(Dataset records)
════
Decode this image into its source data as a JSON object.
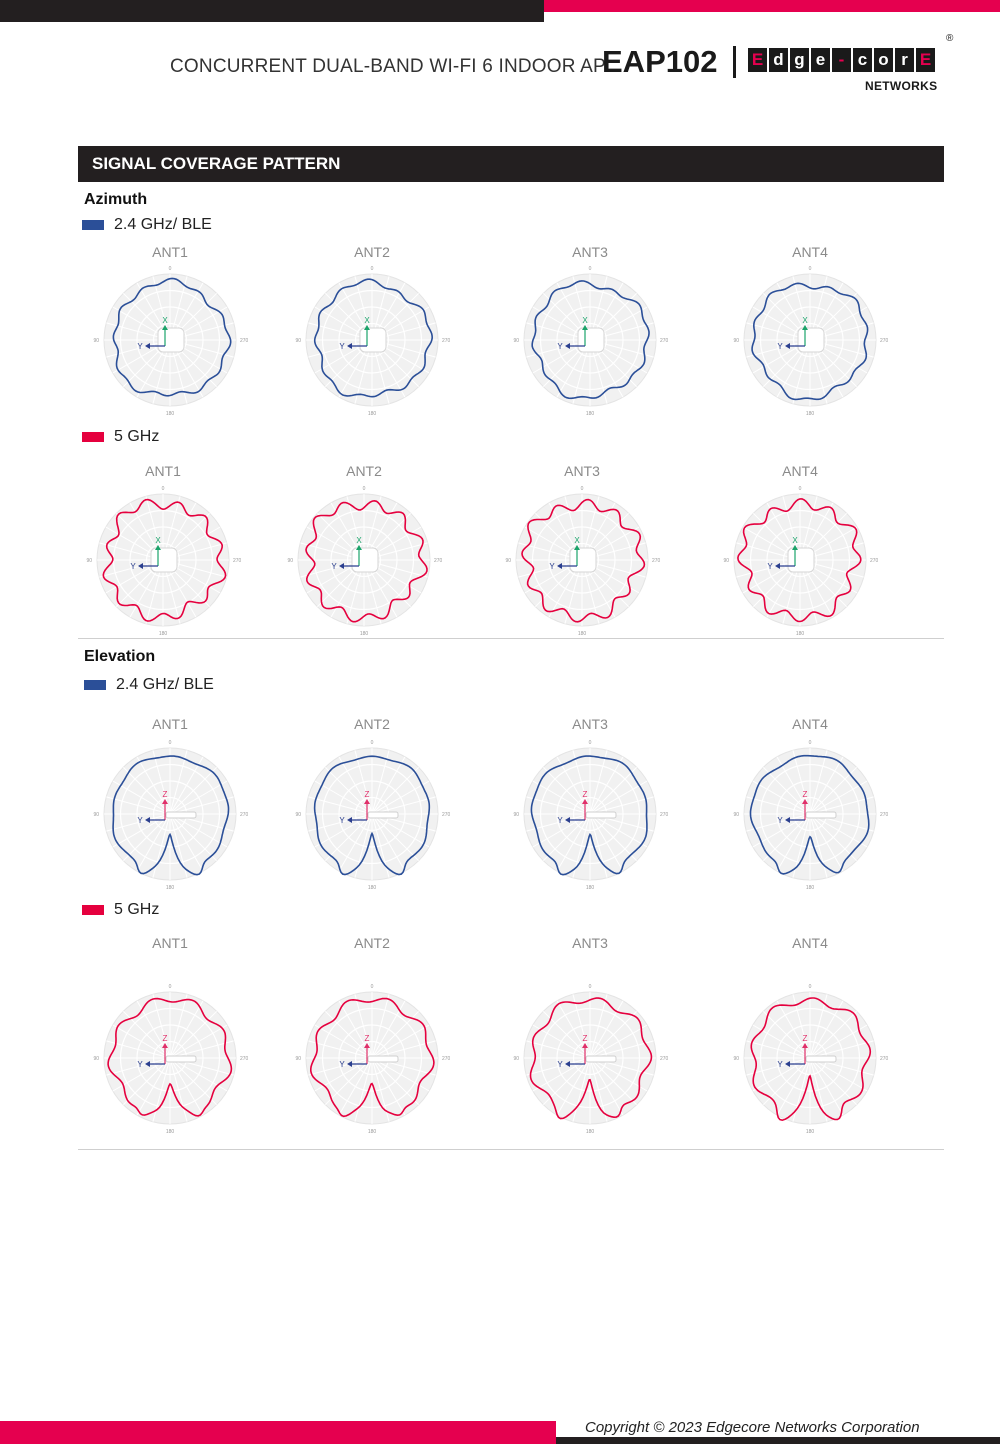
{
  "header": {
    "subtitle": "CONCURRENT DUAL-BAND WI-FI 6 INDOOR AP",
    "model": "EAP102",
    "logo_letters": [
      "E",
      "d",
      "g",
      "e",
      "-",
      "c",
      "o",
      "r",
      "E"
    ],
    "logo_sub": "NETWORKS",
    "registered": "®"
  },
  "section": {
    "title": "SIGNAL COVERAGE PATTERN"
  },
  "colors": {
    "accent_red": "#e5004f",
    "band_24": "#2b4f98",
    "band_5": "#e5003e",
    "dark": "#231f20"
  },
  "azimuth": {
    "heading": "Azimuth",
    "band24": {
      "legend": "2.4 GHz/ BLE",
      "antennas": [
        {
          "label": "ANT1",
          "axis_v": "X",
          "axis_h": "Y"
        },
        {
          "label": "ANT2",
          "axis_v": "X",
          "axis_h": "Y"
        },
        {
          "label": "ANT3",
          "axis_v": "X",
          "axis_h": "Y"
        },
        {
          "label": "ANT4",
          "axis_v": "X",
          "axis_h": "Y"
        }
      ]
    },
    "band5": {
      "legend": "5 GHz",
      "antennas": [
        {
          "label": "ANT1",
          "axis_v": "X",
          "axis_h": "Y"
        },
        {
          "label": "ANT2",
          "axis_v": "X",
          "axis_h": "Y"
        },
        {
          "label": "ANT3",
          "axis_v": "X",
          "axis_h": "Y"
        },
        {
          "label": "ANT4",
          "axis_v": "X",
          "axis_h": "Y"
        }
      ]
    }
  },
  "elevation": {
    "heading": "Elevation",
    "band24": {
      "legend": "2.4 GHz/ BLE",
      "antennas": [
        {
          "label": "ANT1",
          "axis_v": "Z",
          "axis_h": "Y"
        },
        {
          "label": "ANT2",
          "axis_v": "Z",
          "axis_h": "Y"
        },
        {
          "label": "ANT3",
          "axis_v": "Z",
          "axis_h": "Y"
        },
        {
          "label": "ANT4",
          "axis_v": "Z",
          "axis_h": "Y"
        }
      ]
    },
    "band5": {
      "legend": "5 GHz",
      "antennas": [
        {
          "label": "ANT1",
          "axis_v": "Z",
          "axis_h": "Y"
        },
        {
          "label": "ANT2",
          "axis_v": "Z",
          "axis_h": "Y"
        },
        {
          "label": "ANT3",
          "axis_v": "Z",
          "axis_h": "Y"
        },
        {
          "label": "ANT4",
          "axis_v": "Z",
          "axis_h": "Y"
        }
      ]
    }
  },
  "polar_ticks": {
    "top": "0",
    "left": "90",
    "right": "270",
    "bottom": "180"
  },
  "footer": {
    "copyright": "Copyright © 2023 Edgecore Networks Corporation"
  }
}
════
| Request |
From the data above, show each line that contains "heading".

| Exercise output |
    "heading": "Azimuth",
    "heading": "Elevation",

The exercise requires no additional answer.